>> start Exercise inputs

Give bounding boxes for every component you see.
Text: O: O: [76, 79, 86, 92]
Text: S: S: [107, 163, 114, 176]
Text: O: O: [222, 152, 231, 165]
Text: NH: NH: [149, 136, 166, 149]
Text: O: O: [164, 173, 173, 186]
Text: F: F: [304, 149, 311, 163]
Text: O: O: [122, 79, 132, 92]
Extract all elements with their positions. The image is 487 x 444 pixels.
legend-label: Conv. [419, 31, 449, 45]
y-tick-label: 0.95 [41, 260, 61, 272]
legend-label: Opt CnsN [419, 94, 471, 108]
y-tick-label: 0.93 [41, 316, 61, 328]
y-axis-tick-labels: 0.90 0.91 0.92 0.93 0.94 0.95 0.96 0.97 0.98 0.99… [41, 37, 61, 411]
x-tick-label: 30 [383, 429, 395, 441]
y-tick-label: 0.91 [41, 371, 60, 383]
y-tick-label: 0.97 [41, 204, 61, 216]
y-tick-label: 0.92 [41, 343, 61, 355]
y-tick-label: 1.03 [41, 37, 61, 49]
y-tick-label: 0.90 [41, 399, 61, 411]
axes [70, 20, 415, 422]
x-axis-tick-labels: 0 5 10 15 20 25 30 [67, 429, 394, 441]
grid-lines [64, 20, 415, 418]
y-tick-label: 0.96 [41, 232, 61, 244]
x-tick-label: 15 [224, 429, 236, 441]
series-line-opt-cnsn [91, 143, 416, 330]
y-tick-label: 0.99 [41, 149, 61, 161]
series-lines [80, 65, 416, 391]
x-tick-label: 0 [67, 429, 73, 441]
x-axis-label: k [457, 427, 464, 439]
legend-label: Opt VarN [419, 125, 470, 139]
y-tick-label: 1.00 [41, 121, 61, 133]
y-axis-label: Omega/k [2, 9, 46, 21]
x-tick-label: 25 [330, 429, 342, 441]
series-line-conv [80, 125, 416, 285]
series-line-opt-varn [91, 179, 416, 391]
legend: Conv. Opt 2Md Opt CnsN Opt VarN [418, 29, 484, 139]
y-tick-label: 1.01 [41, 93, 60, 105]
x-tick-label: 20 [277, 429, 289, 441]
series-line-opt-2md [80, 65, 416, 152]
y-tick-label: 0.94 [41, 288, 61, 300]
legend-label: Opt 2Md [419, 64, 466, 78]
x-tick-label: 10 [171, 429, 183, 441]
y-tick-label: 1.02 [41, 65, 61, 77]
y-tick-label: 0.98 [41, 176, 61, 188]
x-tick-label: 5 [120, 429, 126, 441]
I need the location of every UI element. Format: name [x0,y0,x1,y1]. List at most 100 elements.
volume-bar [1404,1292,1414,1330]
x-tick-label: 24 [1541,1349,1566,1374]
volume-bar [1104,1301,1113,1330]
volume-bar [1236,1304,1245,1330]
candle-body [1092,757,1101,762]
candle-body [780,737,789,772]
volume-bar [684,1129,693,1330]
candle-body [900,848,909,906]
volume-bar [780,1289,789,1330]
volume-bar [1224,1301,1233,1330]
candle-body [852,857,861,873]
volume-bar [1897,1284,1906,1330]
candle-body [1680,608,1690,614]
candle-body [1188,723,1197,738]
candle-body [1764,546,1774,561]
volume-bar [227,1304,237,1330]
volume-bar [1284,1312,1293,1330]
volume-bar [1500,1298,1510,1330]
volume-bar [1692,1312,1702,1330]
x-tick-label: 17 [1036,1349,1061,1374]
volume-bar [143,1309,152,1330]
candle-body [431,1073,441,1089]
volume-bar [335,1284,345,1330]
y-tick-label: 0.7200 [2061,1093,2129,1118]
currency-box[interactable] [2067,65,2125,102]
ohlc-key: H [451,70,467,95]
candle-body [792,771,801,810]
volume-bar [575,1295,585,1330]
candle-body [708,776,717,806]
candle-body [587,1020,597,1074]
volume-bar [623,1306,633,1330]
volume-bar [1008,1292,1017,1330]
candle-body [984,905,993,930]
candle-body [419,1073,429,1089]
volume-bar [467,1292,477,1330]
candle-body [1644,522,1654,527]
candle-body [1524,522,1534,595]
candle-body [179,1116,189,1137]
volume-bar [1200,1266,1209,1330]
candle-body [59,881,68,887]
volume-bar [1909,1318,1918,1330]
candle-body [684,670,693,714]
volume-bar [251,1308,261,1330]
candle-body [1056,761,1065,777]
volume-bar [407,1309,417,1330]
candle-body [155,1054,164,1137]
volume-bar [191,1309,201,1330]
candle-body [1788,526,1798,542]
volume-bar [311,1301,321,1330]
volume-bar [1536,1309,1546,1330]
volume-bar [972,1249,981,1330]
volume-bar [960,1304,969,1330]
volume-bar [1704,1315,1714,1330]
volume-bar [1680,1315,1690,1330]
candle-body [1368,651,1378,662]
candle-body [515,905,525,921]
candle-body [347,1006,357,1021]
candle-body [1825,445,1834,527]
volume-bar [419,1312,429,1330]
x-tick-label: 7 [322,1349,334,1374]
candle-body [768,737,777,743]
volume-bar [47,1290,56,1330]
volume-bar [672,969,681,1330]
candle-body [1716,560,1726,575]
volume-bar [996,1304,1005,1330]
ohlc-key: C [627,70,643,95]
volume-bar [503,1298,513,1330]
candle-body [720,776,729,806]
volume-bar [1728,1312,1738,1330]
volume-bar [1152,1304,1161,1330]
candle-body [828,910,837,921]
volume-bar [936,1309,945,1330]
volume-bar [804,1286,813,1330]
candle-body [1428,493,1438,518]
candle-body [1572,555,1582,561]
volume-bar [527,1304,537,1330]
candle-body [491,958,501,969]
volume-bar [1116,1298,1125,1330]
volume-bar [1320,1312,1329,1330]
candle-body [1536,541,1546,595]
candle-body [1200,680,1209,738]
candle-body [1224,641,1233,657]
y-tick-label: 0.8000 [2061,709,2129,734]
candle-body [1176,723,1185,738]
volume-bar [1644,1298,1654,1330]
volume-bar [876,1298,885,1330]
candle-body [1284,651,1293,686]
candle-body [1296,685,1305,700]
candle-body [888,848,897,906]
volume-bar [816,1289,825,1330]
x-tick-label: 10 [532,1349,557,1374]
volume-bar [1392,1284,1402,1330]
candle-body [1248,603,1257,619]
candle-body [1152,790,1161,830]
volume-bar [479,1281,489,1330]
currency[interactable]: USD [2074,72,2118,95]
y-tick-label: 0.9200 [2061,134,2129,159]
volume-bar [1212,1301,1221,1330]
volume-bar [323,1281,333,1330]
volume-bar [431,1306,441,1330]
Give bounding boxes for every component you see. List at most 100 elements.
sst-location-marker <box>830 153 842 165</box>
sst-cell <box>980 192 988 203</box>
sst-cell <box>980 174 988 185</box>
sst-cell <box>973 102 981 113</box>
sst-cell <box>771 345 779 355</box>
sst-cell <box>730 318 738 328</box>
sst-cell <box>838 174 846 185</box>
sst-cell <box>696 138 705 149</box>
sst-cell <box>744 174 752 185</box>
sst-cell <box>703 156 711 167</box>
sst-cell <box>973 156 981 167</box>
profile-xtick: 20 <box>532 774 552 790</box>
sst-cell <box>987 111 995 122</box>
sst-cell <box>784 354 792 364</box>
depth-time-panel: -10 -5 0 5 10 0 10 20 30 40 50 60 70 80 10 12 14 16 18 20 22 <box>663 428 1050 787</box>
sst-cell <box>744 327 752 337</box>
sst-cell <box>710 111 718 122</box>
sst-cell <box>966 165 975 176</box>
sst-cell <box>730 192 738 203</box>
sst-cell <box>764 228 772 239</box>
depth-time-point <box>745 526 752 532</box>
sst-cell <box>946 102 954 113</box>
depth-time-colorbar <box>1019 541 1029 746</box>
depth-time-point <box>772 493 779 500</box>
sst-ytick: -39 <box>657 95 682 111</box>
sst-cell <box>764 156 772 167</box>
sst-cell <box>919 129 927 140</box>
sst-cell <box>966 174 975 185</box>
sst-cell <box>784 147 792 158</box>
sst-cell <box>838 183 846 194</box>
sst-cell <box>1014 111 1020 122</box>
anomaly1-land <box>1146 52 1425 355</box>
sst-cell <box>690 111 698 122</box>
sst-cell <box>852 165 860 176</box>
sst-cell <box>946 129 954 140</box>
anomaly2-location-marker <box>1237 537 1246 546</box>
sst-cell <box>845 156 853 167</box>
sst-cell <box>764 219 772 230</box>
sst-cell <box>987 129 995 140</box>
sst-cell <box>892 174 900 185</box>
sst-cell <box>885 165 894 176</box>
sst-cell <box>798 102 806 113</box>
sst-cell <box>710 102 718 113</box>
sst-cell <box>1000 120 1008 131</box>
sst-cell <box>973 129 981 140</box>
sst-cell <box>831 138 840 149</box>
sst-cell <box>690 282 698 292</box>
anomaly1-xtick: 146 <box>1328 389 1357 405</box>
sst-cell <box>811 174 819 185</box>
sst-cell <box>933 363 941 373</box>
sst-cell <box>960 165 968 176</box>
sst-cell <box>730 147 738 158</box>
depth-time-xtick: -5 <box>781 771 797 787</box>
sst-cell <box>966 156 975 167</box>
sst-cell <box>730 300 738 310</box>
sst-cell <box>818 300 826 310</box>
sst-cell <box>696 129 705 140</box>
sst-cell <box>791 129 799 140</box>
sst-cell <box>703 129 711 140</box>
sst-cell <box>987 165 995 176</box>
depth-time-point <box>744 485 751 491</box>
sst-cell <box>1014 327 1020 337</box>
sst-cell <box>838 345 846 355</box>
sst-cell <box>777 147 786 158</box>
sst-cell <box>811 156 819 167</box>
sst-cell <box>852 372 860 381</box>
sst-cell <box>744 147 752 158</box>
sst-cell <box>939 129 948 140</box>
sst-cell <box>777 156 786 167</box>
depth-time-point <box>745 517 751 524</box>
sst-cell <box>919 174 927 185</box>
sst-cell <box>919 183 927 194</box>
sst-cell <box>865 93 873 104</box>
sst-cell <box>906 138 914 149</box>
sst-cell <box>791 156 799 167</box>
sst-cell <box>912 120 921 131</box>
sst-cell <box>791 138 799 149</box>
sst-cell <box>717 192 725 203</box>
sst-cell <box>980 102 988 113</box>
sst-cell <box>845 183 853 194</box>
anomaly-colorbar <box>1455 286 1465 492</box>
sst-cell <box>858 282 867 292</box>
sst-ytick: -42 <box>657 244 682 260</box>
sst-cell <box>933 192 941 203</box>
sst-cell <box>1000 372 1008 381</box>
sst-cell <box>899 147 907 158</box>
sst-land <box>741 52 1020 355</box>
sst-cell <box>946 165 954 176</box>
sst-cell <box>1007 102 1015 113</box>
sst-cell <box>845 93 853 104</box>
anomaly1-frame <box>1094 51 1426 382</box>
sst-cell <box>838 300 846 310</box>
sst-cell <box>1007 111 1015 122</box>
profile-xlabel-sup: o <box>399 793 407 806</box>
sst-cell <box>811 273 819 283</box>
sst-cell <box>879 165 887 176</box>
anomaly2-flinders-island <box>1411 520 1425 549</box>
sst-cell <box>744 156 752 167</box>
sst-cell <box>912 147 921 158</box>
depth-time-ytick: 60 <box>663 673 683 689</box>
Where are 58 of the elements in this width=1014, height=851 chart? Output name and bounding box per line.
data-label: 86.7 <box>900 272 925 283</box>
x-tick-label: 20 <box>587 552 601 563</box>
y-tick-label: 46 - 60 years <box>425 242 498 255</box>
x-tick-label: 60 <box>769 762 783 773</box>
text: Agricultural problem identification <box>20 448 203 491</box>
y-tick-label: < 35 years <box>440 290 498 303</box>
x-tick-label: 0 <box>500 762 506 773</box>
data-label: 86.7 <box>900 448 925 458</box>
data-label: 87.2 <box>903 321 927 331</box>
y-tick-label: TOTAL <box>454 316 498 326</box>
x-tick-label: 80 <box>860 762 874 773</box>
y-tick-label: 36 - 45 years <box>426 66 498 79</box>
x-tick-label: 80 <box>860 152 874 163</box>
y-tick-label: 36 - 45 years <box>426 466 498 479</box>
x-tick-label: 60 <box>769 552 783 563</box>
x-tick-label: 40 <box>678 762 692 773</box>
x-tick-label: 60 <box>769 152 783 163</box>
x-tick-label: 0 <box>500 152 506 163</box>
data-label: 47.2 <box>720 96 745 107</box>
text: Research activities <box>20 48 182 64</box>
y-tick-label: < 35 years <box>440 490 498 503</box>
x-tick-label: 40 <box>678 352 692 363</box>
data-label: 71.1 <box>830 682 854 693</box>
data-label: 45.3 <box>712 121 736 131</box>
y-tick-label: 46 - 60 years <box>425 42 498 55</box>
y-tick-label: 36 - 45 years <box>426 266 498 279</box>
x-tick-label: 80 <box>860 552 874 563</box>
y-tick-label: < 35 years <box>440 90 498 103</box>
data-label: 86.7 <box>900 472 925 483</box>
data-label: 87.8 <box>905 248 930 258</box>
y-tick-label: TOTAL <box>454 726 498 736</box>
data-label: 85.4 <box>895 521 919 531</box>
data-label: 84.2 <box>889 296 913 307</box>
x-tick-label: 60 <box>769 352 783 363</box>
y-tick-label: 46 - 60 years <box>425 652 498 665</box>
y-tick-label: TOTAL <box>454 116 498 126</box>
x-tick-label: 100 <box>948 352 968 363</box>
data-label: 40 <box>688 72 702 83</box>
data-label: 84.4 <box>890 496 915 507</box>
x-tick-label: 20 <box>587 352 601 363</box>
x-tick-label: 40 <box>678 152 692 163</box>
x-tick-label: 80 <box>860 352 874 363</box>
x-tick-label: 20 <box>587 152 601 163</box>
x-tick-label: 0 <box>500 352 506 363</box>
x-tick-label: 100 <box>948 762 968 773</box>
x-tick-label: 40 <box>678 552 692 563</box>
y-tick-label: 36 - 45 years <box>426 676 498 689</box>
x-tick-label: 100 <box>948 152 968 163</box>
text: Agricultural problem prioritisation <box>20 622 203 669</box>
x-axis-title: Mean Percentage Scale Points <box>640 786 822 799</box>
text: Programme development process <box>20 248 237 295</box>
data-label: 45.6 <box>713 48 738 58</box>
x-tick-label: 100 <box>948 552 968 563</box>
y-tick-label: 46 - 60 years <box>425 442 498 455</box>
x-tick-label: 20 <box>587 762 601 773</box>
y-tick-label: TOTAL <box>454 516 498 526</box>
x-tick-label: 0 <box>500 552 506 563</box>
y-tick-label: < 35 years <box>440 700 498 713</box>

>> end Exercise inputs

◆ **Stated problem**
Copy out, unchanged, the stretch of the material from its first line through the line containing "x-tick-label: 15 [224, 429, 236, 441]", including both ends.

◆ **The response**
Give bounding boxes for every component you see.
Text: O: O: [76, 79, 86, 92]
Text: S: S: [107, 163, 114, 176]
Text: O: O: [222, 152, 231, 165]
Text: NH: NH: [149, 136, 166, 149]
Text: O: O: [164, 173, 173, 186]
Text: F: F: [304, 149, 311, 163]
Text: O: O: [122, 79, 132, 92]
Extract all elements with their positions. The image is 487 x 444 pixels.
legend-label: Conv. [419, 31, 449, 45]
y-tick-label: 0.95 [41, 260, 61, 272]
legend-label: Opt CnsN [419, 94, 471, 108]
y-tick-label: 0.93 [41, 316, 61, 328]
y-axis-tick-labels: 0.90 0.91 0.92 0.93 0.94 0.95 0.96 0.97 0.98 0.99… [41, 37, 61, 411]
x-tick-label: 30 [383, 429, 395, 441]
y-tick-label: 0.91 [41, 371, 60, 383]
y-tick-label: 0.97 [41, 204, 61, 216]
y-tick-label: 0.92 [41, 343, 61, 355]
y-tick-label: 1.03 [41, 37, 61, 49]
y-tick-label: 0.90 [41, 399, 61, 411]
axes [70, 20, 415, 422]
x-axis-tick-labels: 0 5 10 15 20 25 30 [67, 429, 394, 441]
grid-lines [64, 20, 415, 418]
y-tick-label: 0.96 [41, 232, 61, 244]
x-tick-label: 15 [224, 429, 236, 441]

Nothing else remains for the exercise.